> **Quoted text**
━━━
What are smart contracts?
There is no agreed upon definition of a smart contract. At its most basic, a smart contract is computer code that executes on the occurrence of predetermined events.
For the purpose of this article I will be considering Smart Legal Contracts (SLC) which are a type of smart contract. These smart contracts are the process of digitalising an enforceable legal contract to incorporate computer code to automate some or all of the obligations or functions of the contract. These SLCs will be recorded and stored on a distributed ledger like the blockchain.
The UK Jurisdiction Taskforce Legal Statement identified three forms of smart contracts:
- A natural language contract in which some or all of the contractual obligations are performed automatically by the code of the computer program deployed on a distributed ledger. The code itself does not record any contractual obligations but is merely a tool employed by parties to perform those obligations.
━━━
> **The records**
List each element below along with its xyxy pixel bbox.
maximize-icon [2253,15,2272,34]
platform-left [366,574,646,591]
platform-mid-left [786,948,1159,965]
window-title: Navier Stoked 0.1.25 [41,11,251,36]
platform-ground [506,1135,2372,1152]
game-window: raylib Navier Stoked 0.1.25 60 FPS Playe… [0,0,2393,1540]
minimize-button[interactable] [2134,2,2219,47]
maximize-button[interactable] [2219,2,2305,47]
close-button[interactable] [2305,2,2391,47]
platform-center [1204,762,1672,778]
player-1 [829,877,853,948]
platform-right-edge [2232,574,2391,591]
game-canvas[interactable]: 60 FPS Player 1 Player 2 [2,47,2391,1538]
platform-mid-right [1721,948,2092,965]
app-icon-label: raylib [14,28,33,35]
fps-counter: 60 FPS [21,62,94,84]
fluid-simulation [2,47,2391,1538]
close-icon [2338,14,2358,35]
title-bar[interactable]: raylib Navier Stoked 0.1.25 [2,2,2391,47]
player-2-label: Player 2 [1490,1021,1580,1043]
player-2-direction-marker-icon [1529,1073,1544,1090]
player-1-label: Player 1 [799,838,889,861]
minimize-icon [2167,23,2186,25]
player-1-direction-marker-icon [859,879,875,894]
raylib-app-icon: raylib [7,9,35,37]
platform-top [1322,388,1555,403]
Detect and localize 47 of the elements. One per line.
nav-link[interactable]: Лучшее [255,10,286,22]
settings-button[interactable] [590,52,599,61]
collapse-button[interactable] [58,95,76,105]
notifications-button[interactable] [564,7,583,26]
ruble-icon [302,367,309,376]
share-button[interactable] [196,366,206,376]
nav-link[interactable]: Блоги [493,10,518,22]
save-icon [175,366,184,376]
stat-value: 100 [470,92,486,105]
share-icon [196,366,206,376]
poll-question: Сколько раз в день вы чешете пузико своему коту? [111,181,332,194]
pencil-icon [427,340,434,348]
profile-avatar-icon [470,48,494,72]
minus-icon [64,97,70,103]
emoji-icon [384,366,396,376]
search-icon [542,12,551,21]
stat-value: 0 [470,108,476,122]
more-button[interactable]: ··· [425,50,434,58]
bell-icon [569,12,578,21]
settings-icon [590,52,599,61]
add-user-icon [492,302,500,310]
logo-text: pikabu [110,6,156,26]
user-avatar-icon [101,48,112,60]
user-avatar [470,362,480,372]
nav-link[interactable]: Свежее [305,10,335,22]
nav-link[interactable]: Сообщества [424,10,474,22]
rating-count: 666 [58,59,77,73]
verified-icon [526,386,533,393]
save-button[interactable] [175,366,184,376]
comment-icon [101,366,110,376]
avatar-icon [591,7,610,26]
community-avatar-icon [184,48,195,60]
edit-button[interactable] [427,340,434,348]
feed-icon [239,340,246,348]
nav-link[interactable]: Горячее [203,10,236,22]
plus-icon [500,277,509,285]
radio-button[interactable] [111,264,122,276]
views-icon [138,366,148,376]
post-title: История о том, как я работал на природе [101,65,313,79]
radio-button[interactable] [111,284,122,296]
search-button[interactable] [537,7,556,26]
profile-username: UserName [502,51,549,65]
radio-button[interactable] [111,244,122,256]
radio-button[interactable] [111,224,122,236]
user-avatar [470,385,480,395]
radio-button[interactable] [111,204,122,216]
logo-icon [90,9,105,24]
━━━
> **Given problem A**
In the text on smart contracts, translate the sentence "There is no agreed upon definition of a smart contract." into Spanish.
> **Given problem B**
Quote the rows exactly, beginning with their first line and ending with the line that contains "platform-right-edge [2232,574,2391,591]".

> **Correct response A**
No existe una definición consensuada de un contrato inteligente.

> **Correct response B**
List each element below along with its xyxy pixel bbox.
maximize-icon [2253,15,2272,34]
platform-left [366,574,646,591]
platform-mid-left [786,948,1159,965]
window-title: Navier Stoked 0.1.25 [41,11,251,36]
platform-ground [506,1135,2372,1152]
game-window: raylib Navier Stoked 0.1.25 60 FPS Playe… [0,0,2393,1540]
minimize-button[interactable] [2134,2,2219,47]
maximize-button[interactable] [2219,2,2305,47]
close-button[interactable] [2305,2,2391,47]
platform-center [1204,762,1672,778]
player-1 [829,877,853,948]
platform-right-edge [2232,574,2391,591]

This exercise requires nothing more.